> [Exercise description] Type out the data exactly as given. Skip any image.

> [Supplied data]
###

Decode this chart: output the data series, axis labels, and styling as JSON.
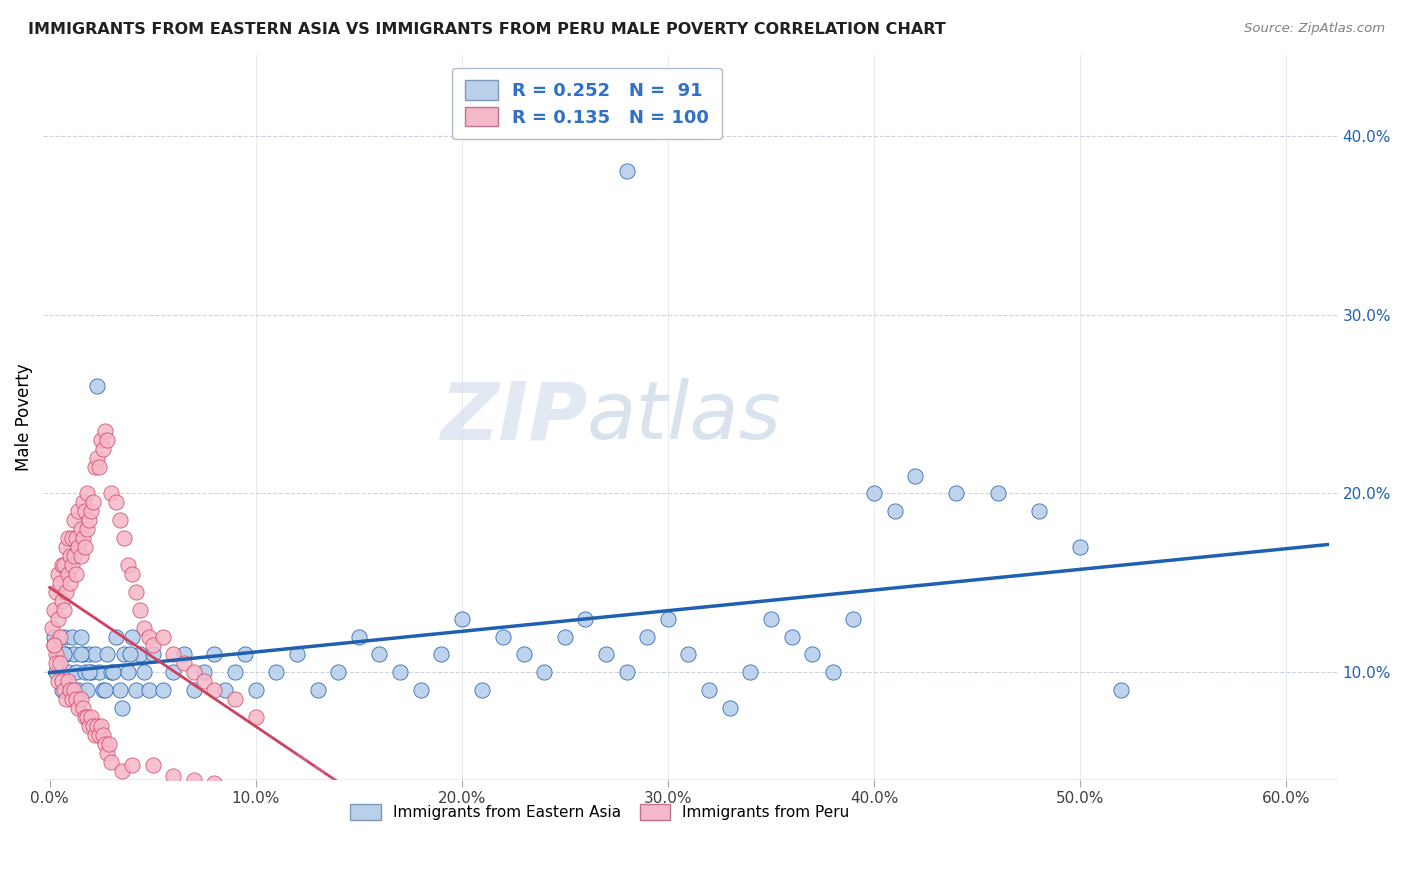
{
  "title": "IMMIGRANTS FROM EASTERN ASIA VS IMMIGRANTS FROM PERU MALE POVERTY CORRELATION CHART",
  "source": "Source: ZipAtlas.com",
  "xlabel_ticks": [
    "0.0%",
    "10.0%",
    "20.0%",
    "30.0%",
    "40.0%",
    "50.0%",
    "60.0%"
  ],
  "xlabel_vals": [
    0.0,
    0.1,
    0.2,
    0.3,
    0.4,
    0.5,
    0.6
  ],
  "ylabel_ticks": [
    "10.0%",
    "20.0%",
    "30.0%",
    "40.0%"
  ],
  "ylabel_vals": [
    0.1,
    0.2,
    0.3,
    0.4
  ],
  "ylabel_label": "Male Poverty",
  "xlim": [
    -0.003,
    0.625
  ],
  "ylim": [
    0.04,
    0.445
  ],
  "watermark_zip": "ZIP",
  "watermark_atlas": "atlas",
  "legend_R1": "0.252",
  "legend_N1": "91",
  "legend_R2": "0.135",
  "legend_N2": "100",
  "color_blue": "#b8d0ea",
  "color_pink": "#f5b8c8",
  "line_blue": "#2060b0",
  "line_pink": "#d04060",
  "line_pink_dashed": "#d06080",
  "legend_text_color": "#3070c8",
  "blue_scatter_x": [
    0.002,
    0.004,
    0.005,
    0.006,
    0.007,
    0.008,
    0.009,
    0.01,
    0.011,
    0.012,
    0.013,
    0.014,
    0.015,
    0.016,
    0.017,
    0.018,
    0.019,
    0.02,
    0.022,
    0.024,
    0.026,
    0.028,
    0.03,
    0.032,
    0.034,
    0.036,
    0.038,
    0.04,
    0.042,
    0.044,
    0.046,
    0.048,
    0.05,
    0.055,
    0.06,
    0.065,
    0.07,
    0.075,
    0.08,
    0.085,
    0.09,
    0.095,
    0.1,
    0.11,
    0.12,
    0.13,
    0.14,
    0.15,
    0.16,
    0.17,
    0.18,
    0.19,
    0.2,
    0.21,
    0.22,
    0.23,
    0.24,
    0.25,
    0.26,
    0.27,
    0.28,
    0.29,
    0.3,
    0.31,
    0.32,
    0.33,
    0.34,
    0.35,
    0.36,
    0.37,
    0.38,
    0.39,
    0.4,
    0.41,
    0.42,
    0.44,
    0.46,
    0.48,
    0.5,
    0.52,
    0.003,
    0.007,
    0.011,
    0.015,
    0.019,
    0.023,
    0.027,
    0.031,
    0.035,
    0.039,
    0.28
  ],
  "blue_scatter_y": [
    0.12,
    0.11,
    0.1,
    0.09,
    0.12,
    0.11,
    0.1,
    0.09,
    0.12,
    0.11,
    0.1,
    0.09,
    0.12,
    0.11,
    0.1,
    0.09,
    0.11,
    0.1,
    0.11,
    0.1,
    0.09,
    0.11,
    0.1,
    0.12,
    0.09,
    0.11,
    0.1,
    0.12,
    0.09,
    0.11,
    0.1,
    0.09,
    0.11,
    0.09,
    0.1,
    0.11,
    0.09,
    0.1,
    0.11,
    0.09,
    0.1,
    0.11,
    0.09,
    0.1,
    0.11,
    0.09,
    0.1,
    0.12,
    0.11,
    0.1,
    0.09,
    0.11,
    0.13,
    0.09,
    0.12,
    0.11,
    0.1,
    0.12,
    0.13,
    0.11,
    0.1,
    0.12,
    0.13,
    0.11,
    0.09,
    0.08,
    0.1,
    0.13,
    0.12,
    0.11,
    0.1,
    0.13,
    0.2,
    0.19,
    0.21,
    0.2,
    0.2,
    0.19,
    0.17,
    0.09,
    0.1,
    0.11,
    0.09,
    0.11,
    0.1,
    0.26,
    0.09,
    0.1,
    0.08,
    0.11,
    0.38
  ],
  "pink_scatter_x": [
    0.001,
    0.002,
    0.002,
    0.003,
    0.003,
    0.004,
    0.004,
    0.005,
    0.005,
    0.006,
    0.006,
    0.007,
    0.007,
    0.008,
    0.008,
    0.009,
    0.009,
    0.01,
    0.01,
    0.011,
    0.011,
    0.012,
    0.012,
    0.013,
    0.013,
    0.014,
    0.014,
    0.015,
    0.015,
    0.016,
    0.016,
    0.017,
    0.017,
    0.018,
    0.018,
    0.019,
    0.02,
    0.021,
    0.022,
    0.023,
    0.024,
    0.025,
    0.026,
    0.027,
    0.028,
    0.03,
    0.032,
    0.034,
    0.036,
    0.038,
    0.04,
    0.042,
    0.044,
    0.046,
    0.048,
    0.05,
    0.055,
    0.06,
    0.065,
    0.07,
    0.075,
    0.08,
    0.09,
    0.1,
    0.002,
    0.003,
    0.004,
    0.005,
    0.006,
    0.007,
    0.008,
    0.009,
    0.01,
    0.011,
    0.012,
    0.013,
    0.014,
    0.015,
    0.016,
    0.017,
    0.018,
    0.019,
    0.02,
    0.021,
    0.022,
    0.023,
    0.024,
    0.025,
    0.026,
    0.027,
    0.028,
    0.029,
    0.03,
    0.035,
    0.04,
    0.05,
    0.06,
    0.07,
    0.08,
    0.09
  ],
  "pink_scatter_y": [
    0.125,
    0.115,
    0.135,
    0.11,
    0.145,
    0.13,
    0.155,
    0.12,
    0.15,
    0.14,
    0.16,
    0.135,
    0.16,
    0.145,
    0.17,
    0.155,
    0.175,
    0.15,
    0.165,
    0.16,
    0.175,
    0.165,
    0.185,
    0.155,
    0.175,
    0.17,
    0.19,
    0.165,
    0.18,
    0.175,
    0.195,
    0.17,
    0.19,
    0.18,
    0.2,
    0.185,
    0.19,
    0.195,
    0.215,
    0.22,
    0.215,
    0.23,
    0.225,
    0.235,
    0.23,
    0.2,
    0.195,
    0.185,
    0.175,
    0.16,
    0.155,
    0.145,
    0.135,
    0.125,
    0.12,
    0.115,
    0.12,
    0.11,
    0.105,
    0.1,
    0.095,
    0.09,
    0.085,
    0.075,
    0.115,
    0.105,
    0.095,
    0.105,
    0.095,
    0.09,
    0.085,
    0.095,
    0.09,
    0.085,
    0.09,
    0.085,
    0.08,
    0.085,
    0.08,
    0.075,
    0.075,
    0.07,
    0.075,
    0.07,
    0.065,
    0.07,
    0.065,
    0.07,
    0.065,
    0.06,
    0.055,
    0.06,
    0.05,
    0.045,
    0.048,
    0.048,
    0.042,
    0.04,
    0.038,
    0.035
  ]
}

###

> [Result]
Decode this chart: output the data series, axis labels, and styling as JSON.
{
  "title": "IMMIGRANTS FROM EASTERN ASIA VS IMMIGRANTS FROM PERU MALE POVERTY CORRELATION CHART",
  "source": "Source: ZipAtlas.com",
  "xlabel_ticks": [
    "0.0%",
    "10.0%",
    "20.0%",
    "30.0%",
    "40.0%",
    "50.0%",
    "60.0%"
  ],
  "xlabel_vals": [
    0.0,
    0.1,
    0.2,
    0.3,
    0.4,
    0.5,
    0.6
  ],
  "ylabel_ticks": [
    "10.0%",
    "20.0%",
    "30.0%",
    "40.0%"
  ],
  "ylabel_vals": [
    0.1,
    0.2,
    0.3,
    0.4
  ],
  "ylabel_label": "Male Poverty",
  "xlim": [
    -0.003,
    0.625
  ],
  "ylim": [
    0.04,
    0.445
  ],
  "watermark_zip": "ZIP",
  "watermark_atlas": "atlas",
  "legend_R1": "0.252",
  "legend_N1": "91",
  "legend_R2": "0.135",
  "legend_N2": "100",
  "color_blue": "#b8d0ea",
  "color_pink": "#f5b8c8",
  "line_blue": "#2060b0",
  "line_pink": "#d04060",
  "line_pink_dashed": "#d06080",
  "legend_text_color": "#3070c8",
  "blue_scatter_x": [
    0.002,
    0.004,
    0.005,
    0.006,
    0.007,
    0.008,
    0.009,
    0.01,
    0.011,
    0.012,
    0.013,
    0.014,
    0.015,
    0.016,
    0.017,
    0.018,
    0.019,
    0.02,
    0.022,
    0.024,
    0.026,
    0.028,
    0.03,
    0.032,
    0.034,
    0.036,
    0.038,
    0.04,
    0.042,
    0.044,
    0.046,
    0.048,
    0.05,
    0.055,
    0.06,
    0.065,
    0.07,
    0.075,
    0.08,
    0.085,
    0.09,
    0.095,
    0.1,
    0.11,
    0.12,
    0.13,
    0.14,
    0.15,
    0.16,
    0.17,
    0.18,
    0.19,
    0.2,
    0.21,
    0.22,
    0.23,
    0.24,
    0.25,
    0.26,
    0.27,
    0.28,
    0.29,
    0.3,
    0.31,
    0.32,
    0.33,
    0.34,
    0.35,
    0.36,
    0.37,
    0.38,
    0.39,
    0.4,
    0.41,
    0.42,
    0.44,
    0.46,
    0.48,
    0.5,
    0.52,
    0.003,
    0.007,
    0.011,
    0.015,
    0.019,
    0.023,
    0.027,
    0.031,
    0.035,
    0.039,
    0.28
  ],
  "blue_scatter_y": [
    0.12,
    0.11,
    0.1,
    0.09,
    0.12,
    0.11,
    0.1,
    0.09,
    0.12,
    0.11,
    0.1,
    0.09,
    0.12,
    0.11,
    0.1,
    0.09,
    0.11,
    0.1,
    0.11,
    0.1,
    0.09,
    0.11,
    0.1,
    0.12,
    0.09,
    0.11,
    0.1,
    0.12,
    0.09,
    0.11,
    0.1,
    0.09,
    0.11,
    0.09,
    0.1,
    0.11,
    0.09,
    0.1,
    0.11,
    0.09,
    0.1,
    0.11,
    0.09,
    0.1,
    0.11,
    0.09,
    0.1,
    0.12,
    0.11,
    0.1,
    0.09,
    0.11,
    0.13,
    0.09,
    0.12,
    0.11,
    0.1,
    0.12,
    0.13,
    0.11,
    0.1,
    0.12,
    0.13,
    0.11,
    0.09,
    0.08,
    0.1,
    0.13,
    0.12,
    0.11,
    0.1,
    0.13,
    0.2,
    0.19,
    0.21,
    0.2,
    0.2,
    0.19,
    0.17,
    0.09,
    0.1,
    0.11,
    0.09,
    0.11,
    0.1,
    0.26,
    0.09,
    0.1,
    0.08,
    0.11,
    0.38
  ],
  "pink_scatter_x": [
    0.001,
    0.002,
    0.002,
    0.003,
    0.003,
    0.004,
    0.004,
    0.005,
    0.005,
    0.006,
    0.006,
    0.007,
    0.007,
    0.008,
    0.008,
    0.009,
    0.009,
    0.01,
    0.01,
    0.011,
    0.011,
    0.012,
    0.012,
    0.013,
    0.013,
    0.014,
    0.014,
    0.015,
    0.015,
    0.016,
    0.016,
    0.017,
    0.017,
    0.018,
    0.018,
    0.019,
    0.02,
    0.021,
    0.022,
    0.023,
    0.024,
    0.025,
    0.026,
    0.027,
    0.028,
    0.03,
    0.032,
    0.034,
    0.036,
    0.038,
    0.04,
    0.042,
    0.044,
    0.046,
    0.048,
    0.05,
    0.055,
    0.06,
    0.065,
    0.07,
    0.075,
    0.08,
    0.09,
    0.1,
    0.002,
    0.003,
    0.004,
    0.005,
    0.006,
    0.007,
    0.008,
    0.009,
    0.01,
    0.011,
    0.012,
    0.013,
    0.014,
    0.015,
    0.016,
    0.017,
    0.018,
    0.019,
    0.02,
    0.021,
    0.022,
    0.023,
    0.024,
    0.025,
    0.026,
    0.027,
    0.028,
    0.029,
    0.03,
    0.035,
    0.04,
    0.05,
    0.06,
    0.07,
    0.08,
    0.09
  ],
  "pink_scatter_y": [
    0.125,
    0.115,
    0.135,
    0.11,
    0.145,
    0.13,
    0.155,
    0.12,
    0.15,
    0.14,
    0.16,
    0.135,
    0.16,
    0.145,
    0.17,
    0.155,
    0.175,
    0.15,
    0.165,
    0.16,
    0.175,
    0.165,
    0.185,
    0.155,
    0.175,
    0.17,
    0.19,
    0.165,
    0.18,
    0.175,
    0.195,
    0.17,
    0.19,
    0.18,
    0.2,
    0.185,
    0.19,
    0.195,
    0.215,
    0.22,
    0.215,
    0.23,
    0.225,
    0.235,
    0.23,
    0.2,
    0.195,
    0.185,
    0.175,
    0.16,
    0.155,
    0.145,
    0.135,
    0.125,
    0.12,
    0.115,
    0.12,
    0.11,
    0.105,
    0.1,
    0.095,
    0.09,
    0.085,
    0.075,
    0.115,
    0.105,
    0.095,
    0.105,
    0.095,
    0.09,
    0.085,
    0.095,
    0.09,
    0.085,
    0.09,
    0.085,
    0.08,
    0.085,
    0.08,
    0.075,
    0.075,
    0.07,
    0.075,
    0.07,
    0.065,
    0.07,
    0.065,
    0.07,
    0.065,
    0.06,
    0.055,
    0.06,
    0.05,
    0.045,
    0.048,
    0.048,
    0.042,
    0.04,
    0.038,
    0.035
  ]
}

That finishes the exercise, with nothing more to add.